Exercise -> Collect every line of the records below that contains the word "essere".

* * * * *

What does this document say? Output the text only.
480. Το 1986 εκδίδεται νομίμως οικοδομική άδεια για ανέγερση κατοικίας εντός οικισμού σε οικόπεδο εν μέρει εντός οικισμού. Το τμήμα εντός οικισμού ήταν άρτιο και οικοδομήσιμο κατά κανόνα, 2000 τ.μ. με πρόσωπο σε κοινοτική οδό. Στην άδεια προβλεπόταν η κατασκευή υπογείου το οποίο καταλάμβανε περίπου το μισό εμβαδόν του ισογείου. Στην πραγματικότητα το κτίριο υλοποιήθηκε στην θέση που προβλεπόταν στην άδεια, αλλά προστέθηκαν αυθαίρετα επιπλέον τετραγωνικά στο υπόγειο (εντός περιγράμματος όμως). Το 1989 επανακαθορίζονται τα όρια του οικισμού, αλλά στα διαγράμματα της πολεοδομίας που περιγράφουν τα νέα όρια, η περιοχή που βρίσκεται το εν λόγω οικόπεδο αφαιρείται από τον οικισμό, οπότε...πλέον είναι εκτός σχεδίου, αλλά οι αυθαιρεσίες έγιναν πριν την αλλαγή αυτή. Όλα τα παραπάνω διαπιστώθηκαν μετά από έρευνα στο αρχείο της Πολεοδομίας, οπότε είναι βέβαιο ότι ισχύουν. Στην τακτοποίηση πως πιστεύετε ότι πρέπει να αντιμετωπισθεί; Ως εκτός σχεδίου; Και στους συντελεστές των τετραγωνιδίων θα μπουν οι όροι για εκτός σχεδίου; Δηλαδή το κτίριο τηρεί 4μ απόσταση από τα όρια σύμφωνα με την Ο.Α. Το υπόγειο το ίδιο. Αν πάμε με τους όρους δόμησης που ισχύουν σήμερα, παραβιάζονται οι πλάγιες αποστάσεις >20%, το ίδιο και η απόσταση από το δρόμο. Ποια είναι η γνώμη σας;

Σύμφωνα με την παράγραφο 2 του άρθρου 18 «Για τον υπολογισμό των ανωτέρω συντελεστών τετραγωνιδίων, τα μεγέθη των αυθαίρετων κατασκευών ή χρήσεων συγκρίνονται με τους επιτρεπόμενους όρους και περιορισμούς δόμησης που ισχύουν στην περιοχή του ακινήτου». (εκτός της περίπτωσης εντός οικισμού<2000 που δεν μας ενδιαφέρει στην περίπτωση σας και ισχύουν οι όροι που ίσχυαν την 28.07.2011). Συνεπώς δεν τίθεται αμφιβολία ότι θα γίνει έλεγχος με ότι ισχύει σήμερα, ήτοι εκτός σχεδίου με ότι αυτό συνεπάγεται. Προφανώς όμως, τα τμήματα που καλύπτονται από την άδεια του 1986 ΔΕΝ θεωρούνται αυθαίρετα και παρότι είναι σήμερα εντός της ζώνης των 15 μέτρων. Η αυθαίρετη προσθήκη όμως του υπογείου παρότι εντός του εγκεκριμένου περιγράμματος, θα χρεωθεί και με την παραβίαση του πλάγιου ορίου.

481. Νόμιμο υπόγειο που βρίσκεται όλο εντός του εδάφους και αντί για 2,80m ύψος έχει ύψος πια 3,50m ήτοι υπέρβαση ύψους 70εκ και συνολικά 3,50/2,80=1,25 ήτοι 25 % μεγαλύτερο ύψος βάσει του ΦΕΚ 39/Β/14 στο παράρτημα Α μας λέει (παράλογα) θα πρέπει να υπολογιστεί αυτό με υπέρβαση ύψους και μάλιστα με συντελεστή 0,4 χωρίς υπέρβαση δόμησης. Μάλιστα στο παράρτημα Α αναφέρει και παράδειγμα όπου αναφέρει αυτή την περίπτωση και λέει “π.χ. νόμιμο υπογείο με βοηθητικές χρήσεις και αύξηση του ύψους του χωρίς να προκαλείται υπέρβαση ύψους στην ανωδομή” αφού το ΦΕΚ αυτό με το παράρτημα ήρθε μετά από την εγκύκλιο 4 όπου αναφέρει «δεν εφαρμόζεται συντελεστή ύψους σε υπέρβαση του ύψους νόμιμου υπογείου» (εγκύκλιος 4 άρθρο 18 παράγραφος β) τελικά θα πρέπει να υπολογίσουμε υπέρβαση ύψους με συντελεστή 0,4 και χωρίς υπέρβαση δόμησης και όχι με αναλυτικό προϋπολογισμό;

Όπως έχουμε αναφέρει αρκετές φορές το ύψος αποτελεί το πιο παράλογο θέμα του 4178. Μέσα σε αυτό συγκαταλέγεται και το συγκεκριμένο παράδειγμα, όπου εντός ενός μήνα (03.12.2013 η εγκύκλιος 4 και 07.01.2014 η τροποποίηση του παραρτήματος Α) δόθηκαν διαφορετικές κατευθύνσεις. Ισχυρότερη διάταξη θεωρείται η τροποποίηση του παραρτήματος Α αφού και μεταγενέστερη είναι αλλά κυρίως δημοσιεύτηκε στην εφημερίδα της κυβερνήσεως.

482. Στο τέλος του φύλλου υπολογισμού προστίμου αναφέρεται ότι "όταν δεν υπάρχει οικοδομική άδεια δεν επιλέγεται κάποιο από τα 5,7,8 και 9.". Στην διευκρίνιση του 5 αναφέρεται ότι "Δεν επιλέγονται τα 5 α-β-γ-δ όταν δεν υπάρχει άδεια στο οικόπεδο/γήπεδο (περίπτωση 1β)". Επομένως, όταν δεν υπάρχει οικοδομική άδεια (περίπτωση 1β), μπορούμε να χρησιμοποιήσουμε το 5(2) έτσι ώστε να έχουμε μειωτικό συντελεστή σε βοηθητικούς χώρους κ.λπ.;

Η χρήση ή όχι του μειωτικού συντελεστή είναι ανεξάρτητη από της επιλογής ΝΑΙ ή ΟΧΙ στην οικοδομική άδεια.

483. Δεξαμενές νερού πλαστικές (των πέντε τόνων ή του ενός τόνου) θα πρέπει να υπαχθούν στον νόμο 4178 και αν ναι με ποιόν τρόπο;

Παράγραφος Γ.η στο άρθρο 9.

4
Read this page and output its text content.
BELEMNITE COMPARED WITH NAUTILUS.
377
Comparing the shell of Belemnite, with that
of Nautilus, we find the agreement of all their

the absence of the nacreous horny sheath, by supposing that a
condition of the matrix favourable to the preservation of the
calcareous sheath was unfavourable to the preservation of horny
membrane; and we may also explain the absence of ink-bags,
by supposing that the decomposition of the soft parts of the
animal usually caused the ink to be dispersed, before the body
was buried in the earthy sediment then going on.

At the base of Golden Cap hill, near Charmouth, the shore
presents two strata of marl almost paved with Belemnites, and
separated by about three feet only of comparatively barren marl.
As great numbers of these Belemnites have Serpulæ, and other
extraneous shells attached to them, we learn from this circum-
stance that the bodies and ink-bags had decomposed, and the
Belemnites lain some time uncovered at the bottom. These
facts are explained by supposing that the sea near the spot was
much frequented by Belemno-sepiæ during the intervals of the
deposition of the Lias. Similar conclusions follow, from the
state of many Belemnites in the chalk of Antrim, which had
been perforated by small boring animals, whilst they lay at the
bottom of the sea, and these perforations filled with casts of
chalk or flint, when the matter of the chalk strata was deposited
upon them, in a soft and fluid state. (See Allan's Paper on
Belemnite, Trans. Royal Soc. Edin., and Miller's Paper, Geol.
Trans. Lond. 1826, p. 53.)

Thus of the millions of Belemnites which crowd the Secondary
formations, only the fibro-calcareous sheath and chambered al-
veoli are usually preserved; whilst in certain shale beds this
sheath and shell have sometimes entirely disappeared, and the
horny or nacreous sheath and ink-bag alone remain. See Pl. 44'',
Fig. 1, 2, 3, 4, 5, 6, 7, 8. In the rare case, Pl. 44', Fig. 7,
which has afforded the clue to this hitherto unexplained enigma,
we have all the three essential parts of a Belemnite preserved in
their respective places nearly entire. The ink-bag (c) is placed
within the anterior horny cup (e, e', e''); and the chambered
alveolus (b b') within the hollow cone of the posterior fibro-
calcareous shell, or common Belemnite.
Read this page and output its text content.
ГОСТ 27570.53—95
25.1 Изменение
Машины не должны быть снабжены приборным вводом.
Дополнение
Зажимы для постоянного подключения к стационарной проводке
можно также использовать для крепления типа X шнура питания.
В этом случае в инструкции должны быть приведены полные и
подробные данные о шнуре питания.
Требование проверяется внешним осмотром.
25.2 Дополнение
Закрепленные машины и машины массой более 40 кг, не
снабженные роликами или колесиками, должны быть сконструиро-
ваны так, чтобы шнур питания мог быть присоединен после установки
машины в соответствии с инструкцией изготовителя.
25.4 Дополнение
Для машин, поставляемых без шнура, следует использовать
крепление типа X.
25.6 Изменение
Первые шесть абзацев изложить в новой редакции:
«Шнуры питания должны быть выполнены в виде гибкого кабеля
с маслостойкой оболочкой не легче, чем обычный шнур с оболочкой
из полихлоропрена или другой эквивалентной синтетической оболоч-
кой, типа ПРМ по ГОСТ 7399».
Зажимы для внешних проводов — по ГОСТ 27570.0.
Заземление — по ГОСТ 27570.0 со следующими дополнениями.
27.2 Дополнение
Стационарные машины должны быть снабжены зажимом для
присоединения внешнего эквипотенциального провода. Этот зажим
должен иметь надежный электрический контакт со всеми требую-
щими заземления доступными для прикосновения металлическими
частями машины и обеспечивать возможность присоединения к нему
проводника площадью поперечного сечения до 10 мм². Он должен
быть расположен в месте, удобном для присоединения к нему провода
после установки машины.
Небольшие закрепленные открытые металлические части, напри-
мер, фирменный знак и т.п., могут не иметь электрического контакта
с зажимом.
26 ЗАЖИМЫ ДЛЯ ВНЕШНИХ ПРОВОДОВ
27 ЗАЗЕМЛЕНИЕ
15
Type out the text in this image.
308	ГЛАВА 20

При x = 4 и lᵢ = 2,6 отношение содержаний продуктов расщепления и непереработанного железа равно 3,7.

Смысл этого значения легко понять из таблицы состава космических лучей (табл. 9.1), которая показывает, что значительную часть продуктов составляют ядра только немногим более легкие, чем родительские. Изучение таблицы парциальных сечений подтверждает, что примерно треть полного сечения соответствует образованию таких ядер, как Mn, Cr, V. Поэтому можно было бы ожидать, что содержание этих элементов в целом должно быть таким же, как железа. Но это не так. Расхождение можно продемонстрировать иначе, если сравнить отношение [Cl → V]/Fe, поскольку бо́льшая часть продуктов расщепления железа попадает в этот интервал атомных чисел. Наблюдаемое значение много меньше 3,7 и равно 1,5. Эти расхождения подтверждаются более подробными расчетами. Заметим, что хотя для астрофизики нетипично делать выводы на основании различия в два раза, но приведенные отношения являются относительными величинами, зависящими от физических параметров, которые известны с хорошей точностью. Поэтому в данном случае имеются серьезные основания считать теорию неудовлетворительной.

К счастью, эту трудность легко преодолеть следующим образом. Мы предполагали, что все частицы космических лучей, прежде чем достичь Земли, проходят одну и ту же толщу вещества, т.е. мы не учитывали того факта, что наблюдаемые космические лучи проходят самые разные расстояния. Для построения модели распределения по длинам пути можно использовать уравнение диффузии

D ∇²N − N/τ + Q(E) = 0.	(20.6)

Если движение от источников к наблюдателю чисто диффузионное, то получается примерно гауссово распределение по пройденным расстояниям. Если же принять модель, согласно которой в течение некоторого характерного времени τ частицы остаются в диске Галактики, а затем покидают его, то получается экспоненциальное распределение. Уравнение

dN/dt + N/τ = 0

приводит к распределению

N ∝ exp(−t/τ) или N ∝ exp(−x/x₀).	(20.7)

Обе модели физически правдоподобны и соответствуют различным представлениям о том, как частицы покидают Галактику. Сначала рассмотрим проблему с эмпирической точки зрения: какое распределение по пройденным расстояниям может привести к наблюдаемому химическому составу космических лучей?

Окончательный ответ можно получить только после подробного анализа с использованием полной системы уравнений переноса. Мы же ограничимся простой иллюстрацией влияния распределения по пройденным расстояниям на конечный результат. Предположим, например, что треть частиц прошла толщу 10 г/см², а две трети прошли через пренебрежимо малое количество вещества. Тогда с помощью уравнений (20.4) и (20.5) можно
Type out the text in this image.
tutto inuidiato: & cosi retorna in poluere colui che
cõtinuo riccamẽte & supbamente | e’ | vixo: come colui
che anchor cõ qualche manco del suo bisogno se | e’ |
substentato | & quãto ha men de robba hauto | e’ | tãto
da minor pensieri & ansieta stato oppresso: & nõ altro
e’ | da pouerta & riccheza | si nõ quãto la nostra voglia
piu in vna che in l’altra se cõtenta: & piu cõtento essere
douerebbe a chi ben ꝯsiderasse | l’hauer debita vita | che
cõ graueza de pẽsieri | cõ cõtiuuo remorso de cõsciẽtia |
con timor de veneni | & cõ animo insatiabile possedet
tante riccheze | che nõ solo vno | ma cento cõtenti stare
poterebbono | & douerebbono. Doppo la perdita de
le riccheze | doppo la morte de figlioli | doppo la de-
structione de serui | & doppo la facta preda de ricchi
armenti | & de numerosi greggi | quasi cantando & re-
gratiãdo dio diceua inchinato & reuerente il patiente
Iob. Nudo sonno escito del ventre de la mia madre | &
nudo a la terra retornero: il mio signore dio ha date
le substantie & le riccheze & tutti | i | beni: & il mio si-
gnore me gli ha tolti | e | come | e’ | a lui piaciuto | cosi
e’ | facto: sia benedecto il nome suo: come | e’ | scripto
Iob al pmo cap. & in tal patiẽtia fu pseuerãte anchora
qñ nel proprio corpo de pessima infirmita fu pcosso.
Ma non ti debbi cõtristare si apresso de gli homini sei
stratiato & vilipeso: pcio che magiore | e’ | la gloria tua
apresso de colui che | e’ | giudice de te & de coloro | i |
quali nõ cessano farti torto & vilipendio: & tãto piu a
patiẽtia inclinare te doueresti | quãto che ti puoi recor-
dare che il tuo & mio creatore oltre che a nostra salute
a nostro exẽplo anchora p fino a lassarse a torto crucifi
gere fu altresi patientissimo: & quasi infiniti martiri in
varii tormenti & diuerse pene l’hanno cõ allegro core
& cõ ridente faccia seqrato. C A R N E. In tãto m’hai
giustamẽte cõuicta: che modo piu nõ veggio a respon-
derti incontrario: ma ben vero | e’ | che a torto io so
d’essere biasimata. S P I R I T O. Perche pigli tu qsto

* * * * *

Output of the exercise ->
piu in vna che in l’altra se cõtenta: & piu cõtento essere
d’essere biasimata. S P I R I T O. Perche pigli tu qsto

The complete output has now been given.